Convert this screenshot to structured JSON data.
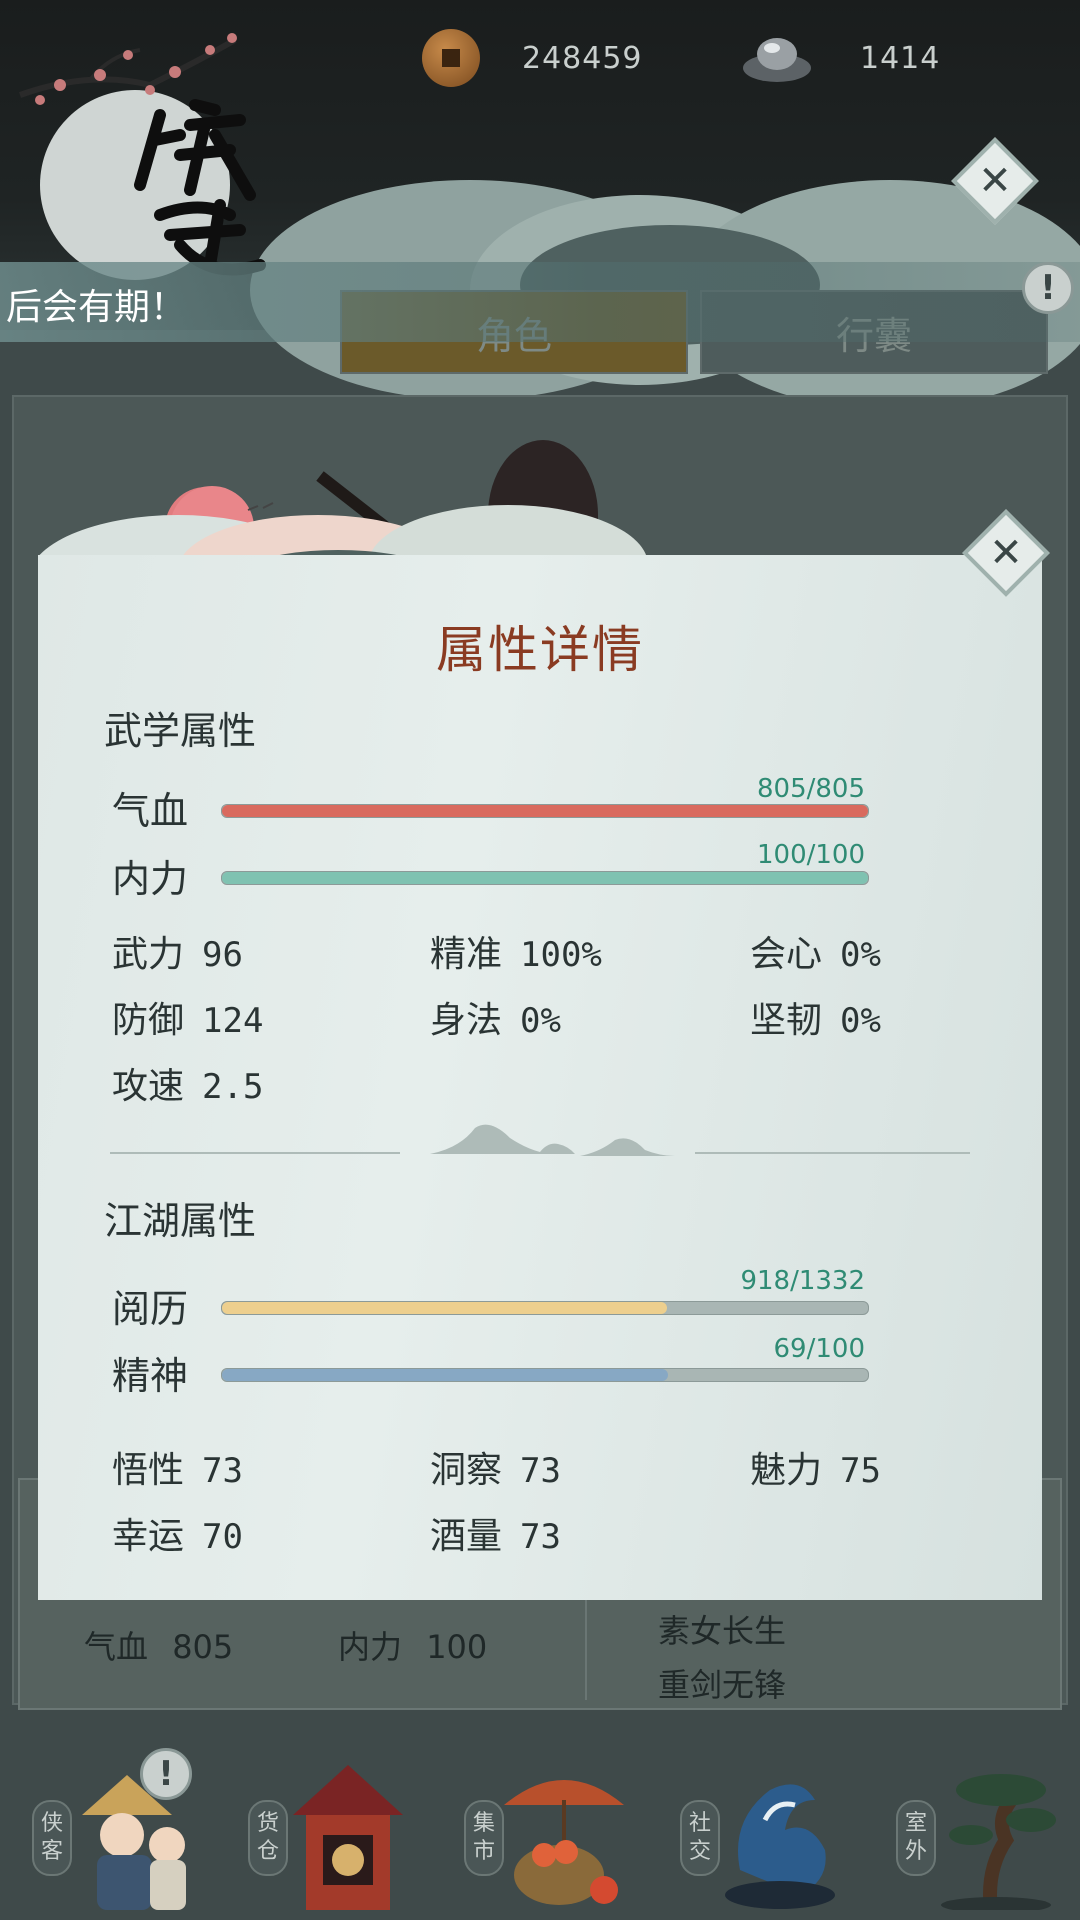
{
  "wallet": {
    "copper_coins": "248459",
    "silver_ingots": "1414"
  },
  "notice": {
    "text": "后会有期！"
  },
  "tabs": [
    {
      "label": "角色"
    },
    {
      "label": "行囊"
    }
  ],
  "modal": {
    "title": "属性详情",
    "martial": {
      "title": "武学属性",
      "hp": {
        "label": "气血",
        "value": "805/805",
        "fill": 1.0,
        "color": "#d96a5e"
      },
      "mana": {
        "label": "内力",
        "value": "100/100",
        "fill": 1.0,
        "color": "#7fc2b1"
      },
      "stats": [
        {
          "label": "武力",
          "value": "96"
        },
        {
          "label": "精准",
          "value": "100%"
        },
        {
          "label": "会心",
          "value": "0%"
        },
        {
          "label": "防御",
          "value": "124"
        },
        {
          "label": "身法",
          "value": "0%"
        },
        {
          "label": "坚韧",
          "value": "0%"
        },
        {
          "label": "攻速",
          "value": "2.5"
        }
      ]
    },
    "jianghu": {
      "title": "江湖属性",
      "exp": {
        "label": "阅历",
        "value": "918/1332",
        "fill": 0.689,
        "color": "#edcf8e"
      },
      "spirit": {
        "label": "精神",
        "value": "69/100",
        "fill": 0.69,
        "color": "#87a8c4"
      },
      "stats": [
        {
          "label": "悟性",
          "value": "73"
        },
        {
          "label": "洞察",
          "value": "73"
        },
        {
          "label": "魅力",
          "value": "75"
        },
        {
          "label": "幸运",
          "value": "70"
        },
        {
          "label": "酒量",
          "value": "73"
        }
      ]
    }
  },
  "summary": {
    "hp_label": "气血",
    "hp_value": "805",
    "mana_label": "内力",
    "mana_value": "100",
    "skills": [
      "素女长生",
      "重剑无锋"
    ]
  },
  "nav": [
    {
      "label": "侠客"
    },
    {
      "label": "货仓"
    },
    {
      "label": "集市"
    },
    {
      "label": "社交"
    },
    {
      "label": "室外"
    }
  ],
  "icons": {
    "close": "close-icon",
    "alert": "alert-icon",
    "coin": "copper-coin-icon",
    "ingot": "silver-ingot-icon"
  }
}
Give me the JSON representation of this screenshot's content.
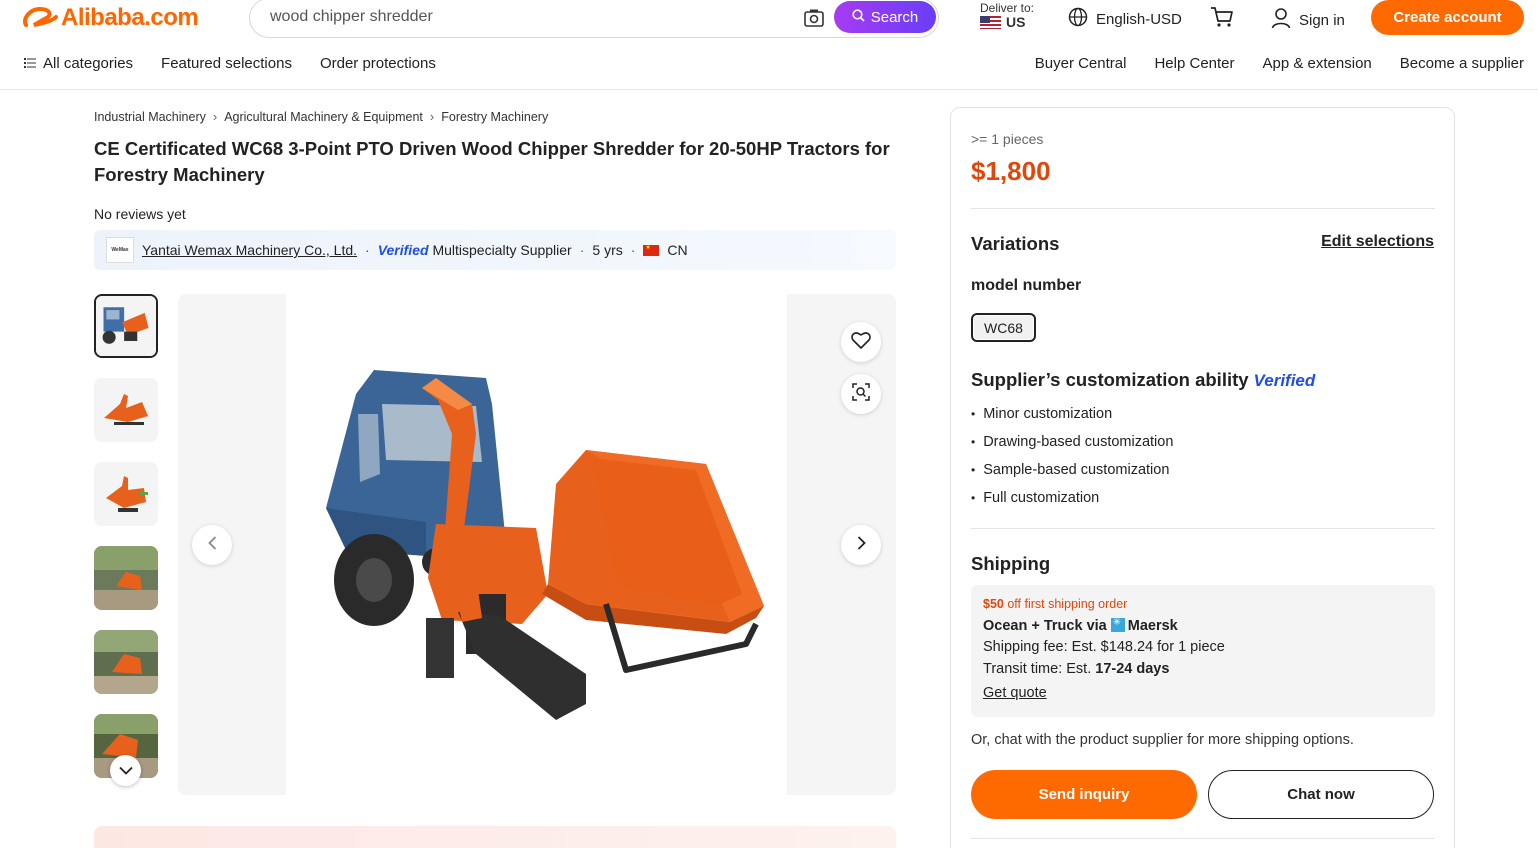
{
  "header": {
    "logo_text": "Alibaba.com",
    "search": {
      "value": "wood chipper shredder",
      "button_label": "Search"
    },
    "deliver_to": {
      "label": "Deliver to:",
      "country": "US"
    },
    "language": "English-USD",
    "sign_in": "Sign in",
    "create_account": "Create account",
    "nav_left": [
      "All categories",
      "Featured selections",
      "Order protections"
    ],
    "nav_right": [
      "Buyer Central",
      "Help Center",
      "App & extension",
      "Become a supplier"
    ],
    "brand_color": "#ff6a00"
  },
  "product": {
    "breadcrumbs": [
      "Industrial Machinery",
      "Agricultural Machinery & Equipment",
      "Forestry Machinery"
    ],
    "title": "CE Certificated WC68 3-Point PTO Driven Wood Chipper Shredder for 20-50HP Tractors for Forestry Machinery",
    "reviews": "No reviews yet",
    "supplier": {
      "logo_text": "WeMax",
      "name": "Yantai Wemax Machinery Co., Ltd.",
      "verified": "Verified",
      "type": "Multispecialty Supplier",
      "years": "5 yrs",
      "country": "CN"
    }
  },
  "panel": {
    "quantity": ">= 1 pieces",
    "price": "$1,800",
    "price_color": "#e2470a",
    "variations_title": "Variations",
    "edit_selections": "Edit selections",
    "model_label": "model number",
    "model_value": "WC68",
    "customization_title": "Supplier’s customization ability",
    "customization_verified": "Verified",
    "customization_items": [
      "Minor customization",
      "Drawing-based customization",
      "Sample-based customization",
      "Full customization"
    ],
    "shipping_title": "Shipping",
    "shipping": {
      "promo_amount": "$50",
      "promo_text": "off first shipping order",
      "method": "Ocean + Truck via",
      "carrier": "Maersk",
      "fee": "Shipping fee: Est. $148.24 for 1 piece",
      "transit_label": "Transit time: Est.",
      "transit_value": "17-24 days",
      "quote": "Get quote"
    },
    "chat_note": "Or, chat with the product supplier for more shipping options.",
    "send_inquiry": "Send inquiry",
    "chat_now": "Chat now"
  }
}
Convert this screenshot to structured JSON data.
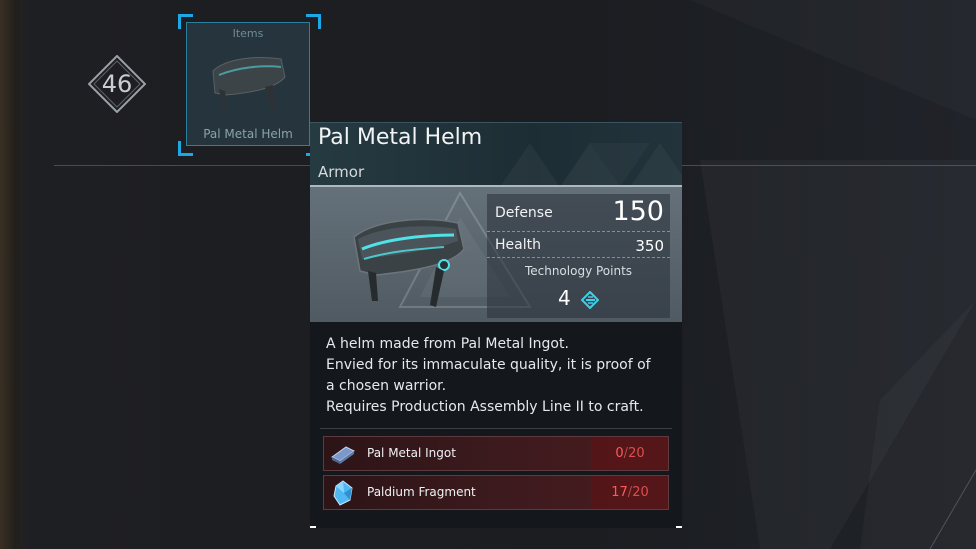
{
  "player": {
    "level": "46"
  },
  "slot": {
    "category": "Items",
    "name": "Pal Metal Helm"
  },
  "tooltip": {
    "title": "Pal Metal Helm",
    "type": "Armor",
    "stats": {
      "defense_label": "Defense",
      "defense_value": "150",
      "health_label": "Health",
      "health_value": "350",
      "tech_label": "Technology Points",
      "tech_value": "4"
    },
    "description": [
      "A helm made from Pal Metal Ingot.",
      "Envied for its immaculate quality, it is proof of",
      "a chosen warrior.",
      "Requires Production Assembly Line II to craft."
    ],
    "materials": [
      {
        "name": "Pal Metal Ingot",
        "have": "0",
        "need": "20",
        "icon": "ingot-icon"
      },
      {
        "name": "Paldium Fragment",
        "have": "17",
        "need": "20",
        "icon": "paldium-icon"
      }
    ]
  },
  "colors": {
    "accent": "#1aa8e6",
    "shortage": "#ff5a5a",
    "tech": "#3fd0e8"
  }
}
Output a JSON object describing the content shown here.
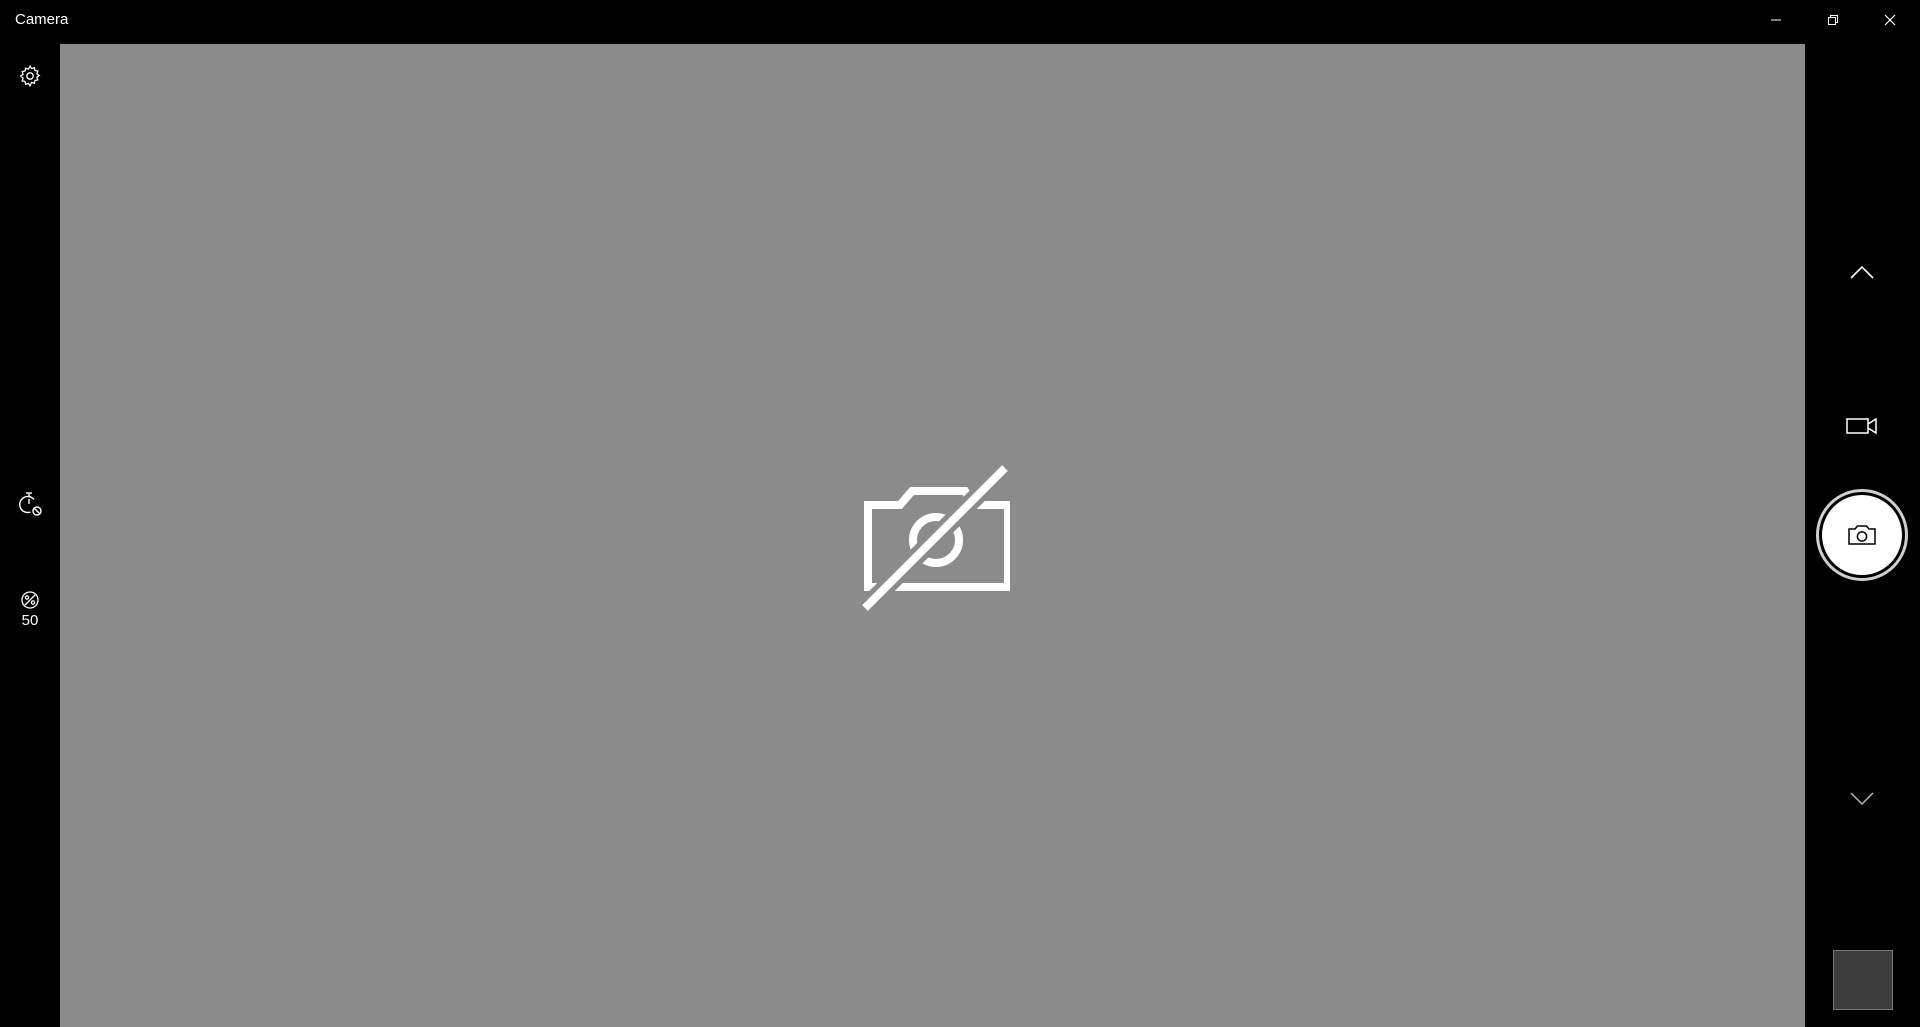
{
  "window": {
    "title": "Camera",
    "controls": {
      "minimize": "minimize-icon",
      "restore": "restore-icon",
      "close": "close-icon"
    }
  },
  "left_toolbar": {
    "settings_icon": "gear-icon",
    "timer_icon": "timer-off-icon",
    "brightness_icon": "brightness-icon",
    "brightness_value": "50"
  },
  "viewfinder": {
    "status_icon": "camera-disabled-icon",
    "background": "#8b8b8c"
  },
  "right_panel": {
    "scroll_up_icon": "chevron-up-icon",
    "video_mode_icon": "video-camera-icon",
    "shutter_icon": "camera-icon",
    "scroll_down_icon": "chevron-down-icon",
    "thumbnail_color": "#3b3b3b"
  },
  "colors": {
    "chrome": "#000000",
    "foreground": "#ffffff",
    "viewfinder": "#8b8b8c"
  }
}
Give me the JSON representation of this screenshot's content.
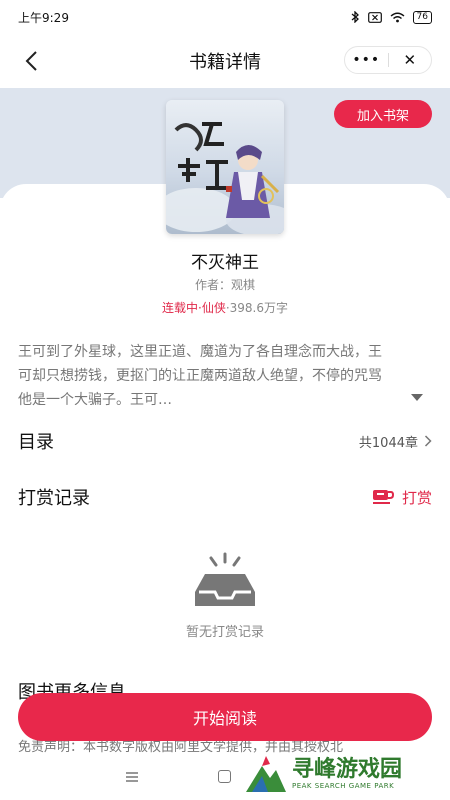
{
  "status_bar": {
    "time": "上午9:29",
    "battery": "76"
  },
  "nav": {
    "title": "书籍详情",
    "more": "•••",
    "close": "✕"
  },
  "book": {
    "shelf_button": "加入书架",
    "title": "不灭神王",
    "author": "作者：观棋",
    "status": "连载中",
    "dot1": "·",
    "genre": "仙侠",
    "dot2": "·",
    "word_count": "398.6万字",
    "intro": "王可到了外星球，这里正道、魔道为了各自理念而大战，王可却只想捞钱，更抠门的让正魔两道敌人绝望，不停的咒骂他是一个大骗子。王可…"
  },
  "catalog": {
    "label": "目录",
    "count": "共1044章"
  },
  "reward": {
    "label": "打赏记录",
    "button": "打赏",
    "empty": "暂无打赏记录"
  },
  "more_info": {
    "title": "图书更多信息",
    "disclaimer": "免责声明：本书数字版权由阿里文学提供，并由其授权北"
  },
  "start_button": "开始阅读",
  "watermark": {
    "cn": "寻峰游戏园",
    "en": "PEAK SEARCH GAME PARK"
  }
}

(Exercise)
In the records above, collect each line with "Machinery".

(Solution)
      "Industrial Machinery",
      "Agricultural Machinery & Equipment",
      "Forestry Machinery"
    "title": "CE Certificated WC68 3-Point PTO Driven Wood Chipper Shredder for 20-50HP Tractors for Forestry Machinery",
      "name": "Yantai Wemax Machinery Co., Ltd.",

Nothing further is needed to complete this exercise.